Records for the exercise
---*---

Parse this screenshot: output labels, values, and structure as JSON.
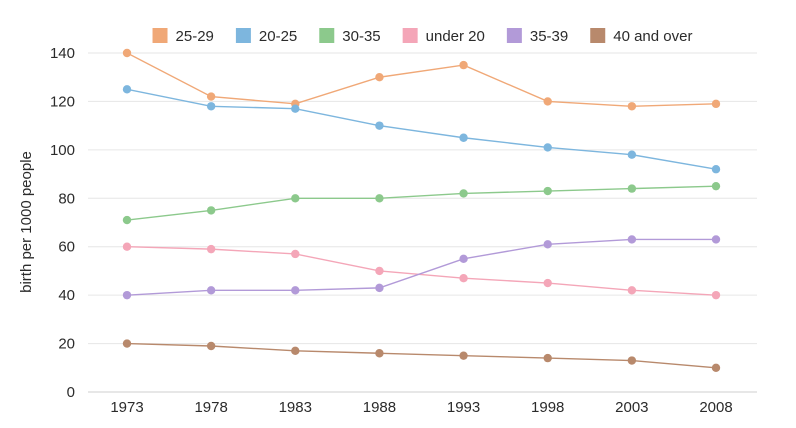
{
  "chart_data": {
    "type": "line",
    "title": "",
    "xlabel": "",
    "ylabel": "birth per 1000 people",
    "x": [
      "1973",
      "1978",
      "1983",
      "1988",
      "1993",
      "1998",
      "2003",
      "2008"
    ],
    "ylim": [
      0,
      140
    ],
    "yticks": [
      0,
      20,
      40,
      60,
      80,
      100,
      120,
      140
    ],
    "grid": "horizontal",
    "legend_position": "top",
    "series": [
      {
        "name": "25-29",
        "color": "#f0a877",
        "values": [
          140,
          122,
          119,
          130,
          135,
          120,
          118,
          119
        ]
      },
      {
        "name": "20-25",
        "color": "#7db6de",
        "values": [
          125,
          118,
          117,
          110,
          105,
          101,
          98,
          92
        ]
      },
      {
        "name": "30-35",
        "color": "#8cc98c",
        "values": [
          71,
          75,
          80,
          80,
          82,
          83,
          84,
          85
        ]
      },
      {
        "name": "under 20",
        "color": "#f4a6b8",
        "values": [
          60,
          59,
          57,
          50,
          47,
          45,
          42,
          40
        ]
      },
      {
        "name": "35-39",
        "color": "#b29ad8",
        "values": [
          40,
          42,
          42,
          43,
          55,
          61,
          63,
          63
        ]
      },
      {
        "name": "40 and over",
        "color": "#b8896c",
        "values": [
          20,
          19,
          17,
          16,
          15,
          14,
          13,
          10
        ]
      }
    ]
  }
}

---*---

Exercise details
In the records above, how many lines hold the string "color"? Reply with only the number.

Finished exercise
6